** begin DATASET ROWS **

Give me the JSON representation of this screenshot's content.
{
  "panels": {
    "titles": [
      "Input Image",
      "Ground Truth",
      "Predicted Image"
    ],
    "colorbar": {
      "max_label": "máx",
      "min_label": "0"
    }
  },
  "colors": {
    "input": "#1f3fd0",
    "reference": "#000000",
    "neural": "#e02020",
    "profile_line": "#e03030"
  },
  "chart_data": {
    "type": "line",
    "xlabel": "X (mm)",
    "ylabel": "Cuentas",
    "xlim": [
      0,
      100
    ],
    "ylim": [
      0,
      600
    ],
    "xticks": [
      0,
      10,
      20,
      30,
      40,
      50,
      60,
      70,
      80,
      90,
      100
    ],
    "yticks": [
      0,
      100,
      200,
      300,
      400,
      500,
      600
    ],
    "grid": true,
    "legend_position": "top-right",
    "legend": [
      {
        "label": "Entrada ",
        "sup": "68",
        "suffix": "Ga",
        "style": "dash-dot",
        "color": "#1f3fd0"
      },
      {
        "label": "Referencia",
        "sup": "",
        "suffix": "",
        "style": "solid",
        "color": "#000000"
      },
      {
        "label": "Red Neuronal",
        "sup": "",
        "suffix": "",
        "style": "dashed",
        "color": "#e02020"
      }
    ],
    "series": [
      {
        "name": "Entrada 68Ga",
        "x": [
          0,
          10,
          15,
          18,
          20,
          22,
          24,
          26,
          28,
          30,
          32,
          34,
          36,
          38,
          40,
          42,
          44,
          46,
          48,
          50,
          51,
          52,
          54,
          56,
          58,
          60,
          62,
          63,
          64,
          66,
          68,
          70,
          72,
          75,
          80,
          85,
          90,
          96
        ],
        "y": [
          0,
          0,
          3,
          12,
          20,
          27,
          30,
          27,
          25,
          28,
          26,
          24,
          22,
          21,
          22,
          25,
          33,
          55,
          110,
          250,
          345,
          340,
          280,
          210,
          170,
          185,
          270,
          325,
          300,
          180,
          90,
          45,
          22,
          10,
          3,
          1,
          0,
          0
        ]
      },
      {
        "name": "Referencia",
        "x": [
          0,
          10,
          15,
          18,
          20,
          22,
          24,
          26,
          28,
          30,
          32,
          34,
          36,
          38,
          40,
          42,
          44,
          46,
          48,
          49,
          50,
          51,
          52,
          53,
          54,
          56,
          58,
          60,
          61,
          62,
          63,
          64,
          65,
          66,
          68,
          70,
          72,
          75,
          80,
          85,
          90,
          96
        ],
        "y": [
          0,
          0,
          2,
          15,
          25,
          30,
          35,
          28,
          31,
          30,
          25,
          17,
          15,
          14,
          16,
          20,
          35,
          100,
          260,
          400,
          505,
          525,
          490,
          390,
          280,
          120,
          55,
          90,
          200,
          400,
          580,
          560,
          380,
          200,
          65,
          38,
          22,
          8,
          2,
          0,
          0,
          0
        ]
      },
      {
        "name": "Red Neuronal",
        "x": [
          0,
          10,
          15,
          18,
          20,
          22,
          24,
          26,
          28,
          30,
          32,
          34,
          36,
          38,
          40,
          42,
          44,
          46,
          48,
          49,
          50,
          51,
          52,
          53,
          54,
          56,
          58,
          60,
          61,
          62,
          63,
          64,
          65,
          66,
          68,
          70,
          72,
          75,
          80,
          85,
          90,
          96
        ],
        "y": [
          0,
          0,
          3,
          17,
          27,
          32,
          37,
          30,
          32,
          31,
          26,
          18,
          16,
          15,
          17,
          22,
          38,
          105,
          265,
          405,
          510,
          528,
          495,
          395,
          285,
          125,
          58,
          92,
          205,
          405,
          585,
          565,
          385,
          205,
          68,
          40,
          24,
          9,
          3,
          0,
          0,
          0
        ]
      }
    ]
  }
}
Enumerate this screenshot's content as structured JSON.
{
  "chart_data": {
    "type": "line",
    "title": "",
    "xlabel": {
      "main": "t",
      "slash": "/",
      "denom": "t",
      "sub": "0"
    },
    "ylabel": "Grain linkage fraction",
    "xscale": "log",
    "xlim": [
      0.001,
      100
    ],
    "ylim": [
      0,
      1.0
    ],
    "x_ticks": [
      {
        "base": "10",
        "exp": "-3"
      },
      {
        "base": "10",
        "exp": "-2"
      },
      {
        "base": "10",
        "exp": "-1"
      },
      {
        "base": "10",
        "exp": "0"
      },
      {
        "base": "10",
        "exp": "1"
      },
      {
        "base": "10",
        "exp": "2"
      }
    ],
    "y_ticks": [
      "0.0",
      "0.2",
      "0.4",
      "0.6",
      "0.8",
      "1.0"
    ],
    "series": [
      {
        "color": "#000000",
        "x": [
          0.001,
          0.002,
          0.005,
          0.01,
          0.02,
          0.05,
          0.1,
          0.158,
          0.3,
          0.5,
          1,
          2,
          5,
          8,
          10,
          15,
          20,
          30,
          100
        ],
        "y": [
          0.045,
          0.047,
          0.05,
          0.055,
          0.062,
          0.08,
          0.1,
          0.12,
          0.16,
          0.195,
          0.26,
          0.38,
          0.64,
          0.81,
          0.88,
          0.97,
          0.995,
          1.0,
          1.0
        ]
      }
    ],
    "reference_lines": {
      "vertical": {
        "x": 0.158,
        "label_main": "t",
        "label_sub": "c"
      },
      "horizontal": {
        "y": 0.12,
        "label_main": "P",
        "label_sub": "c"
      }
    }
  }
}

** end DATASET ROWS **

**TASK TO CARRY OUT:** The whole listing above needs to be written out again exactly.

**TASK RESULT:**
Give me the JSON representation of this screenshot's content.
{
  "panels": {
    "titles": [
      "Input Image",
      "Ground Truth",
      "Predicted Image"
    ],
    "colorbar": {
      "max_label": "máx",
      "min_label": "0"
    }
  },
  "colors": {
    "input": "#1f3fd0",
    "reference": "#000000",
    "neural": "#e02020",
    "profile_line": "#e03030"
  },
  "chart_data": {
    "type": "line",
    "xlabel": "X (mm)",
    "ylabel": "Cuentas",
    "xlim": [
      0,
      100
    ],
    "ylim": [
      0,
      600
    ],
    "xticks": [
      0,
      10,
      20,
      30,
      40,
      50,
      60,
      70,
      80,
      90,
      100
    ],
    "yticks": [
      0,
      100,
      200,
      300,
      400,
      500,
      600
    ],
    "grid": true,
    "legend_position": "top-right",
    "legend": [
      {
        "label": "Entrada ",
        "sup": "68",
        "suffix": "Ga",
        "style": "dash-dot",
        "color": "#1f3fd0"
      },
      {
        "label": "Referencia",
        "sup": "",
        "suffix": "",
        "style": "solid",
        "color": "#000000"
      },
      {
        "label": "Red Neuronal",
        "sup": "",
        "suffix": "",
        "style": "dashed",
        "color": "#e02020"
      }
    ],
    "series": [
      {
        "name": "Entrada 68Ga",
        "x": [
          0,
          10,
          15,
          18,
          20,
          22,
          24,
          26,
          28,
          30,
          32,
          34,
          36,
          38,
          40,
          42,
          44,
          46,
          48,
          50,
          51,
          52,
          54,
          56,
          58,
          60,
          62,
          63,
          64,
          66,
          68,
          70,
          72,
          75,
          80,
          85,
          90,
          96
        ],
        "y": [
          0,
          0,
          3,
          12,
          20,
          27,
          30,
          27,
          25,
          28,
          26,
          24,
          22,
          21,
          22,
          25,
          33,
          55,
          110,
          250,
          345,
          340,
          280,
          210,
          170,
          185,
          270,
          325,
          300,
          180,
          90,
          45,
          22,
          10,
          3,
          1,
          0,
          0
        ]
      },
      {
        "name": "Referencia",
        "x": [
          0,
          10,
          15,
          18,
          20,
          22,
          24,
          26,
          28,
          30,
          32,
          34,
          36,
          38,
          40,
          42,
          44,
          46,
          48,
          49,
          50,
          51,
          52,
          53,
          54,
          56,
          58,
          60,
          61,
          62,
          63,
          64,
          65,
          66,
          68,
          70,
          72,
          75,
          80,
          85,
          90,
          96
        ],
        "y": [
          0,
          0,
          2,
          15,
          25,
          30,
          35,
          28,
          31,
          30,
          25,
          17,
          15,
          14,
          16,
          20,
          35,
          100,
          260,
          400,
          505,
          525,
          490,
          390,
          280,
          120,
          55,
          90,
          200,
          400,
          580,
          560,
          380,
          200,
          65,
          38,
          22,
          8,
          2,
          0,
          0,
          0
        ]
      },
      {
        "name": "Red Neuronal",
        "x": [
          0,
          10,
          15,
          18,
          20,
          22,
          24,
          26,
          28,
          30,
          32,
          34,
          36,
          38,
          40,
          42,
          44,
          46,
          48,
          49,
          50,
          51,
          52,
          53,
          54,
          56,
          58,
          60,
          61,
          62,
          63,
          64,
          65,
          66,
          68,
          70,
          72,
          75,
          80,
          85,
          90,
          96
        ],
        "y": [
          0,
          0,
          3,
          17,
          27,
          32,
          37,
          30,
          32,
          31,
          26,
          18,
          16,
          15,
          17,
          22,
          38,
          105,
          265,
          405,
          510,
          528,
          495,
          395,
          285,
          125,
          58,
          92,
          205,
          405,
          585,
          565,
          385,
          205,
          68,
          40,
          24,
          9,
          3,
          0,
          0,
          0
        ]
      }
    ]
  }
}
Enumerate this screenshot's content as structured JSON.
{
  "chart_data": {
    "type": "line",
    "title": "",
    "xlabel": {
      "main": "t",
      "slash": "/",
      "denom": "t",
      "sub": "0"
    },
    "ylabel": "Grain linkage fraction",
    "xscale": "log",
    "xlim": [
      0.001,
      100
    ],
    "ylim": [
      0,
      1.0
    ],
    "x_ticks": [
      {
        "base": "10",
        "exp": "-3"
      },
      {
        "base": "10",
        "exp": "-2"
      },
      {
        "base": "10",
        "exp": "-1"
      },
      {
        "base": "10",
        "exp": "0"
      },
      {
        "base": "10",
        "exp": "1"
      },
      {
        "base": "10",
        "exp": "2"
      }
    ],
    "y_ticks": [
      "0.0",
      "0.2",
      "0.4",
      "0.6",
      "0.8",
      "1.0"
    ],
    "series": [
      {
        "color": "#000000",
        "x": [
          0.001,
          0.002,
          0.005,
          0.01,
          0.02,
          0.05,
          0.1,
          0.158,
          0.3,
          0.5,
          1,
          2,
          5,
          8,
          10,
          15,
          20,
          30,
          100
        ],
        "y": [
          0.045,
          0.047,
          0.05,
          0.055,
          0.062,
          0.08,
          0.1,
          0.12,
          0.16,
          0.195,
          0.26,
          0.38,
          0.64,
          0.81,
          0.88,
          0.97,
          0.995,
          1.0,
          1.0
        ]
      }
    ],
    "reference_lines": {
      "vertical": {
        "x": 0.158,
        "label_main": "t",
        "label_sub": "c"
      },
      "horizontal": {
        "y": 0.12,
        "label_main": "P",
        "label_sub": "c"
      }
    }
  }
}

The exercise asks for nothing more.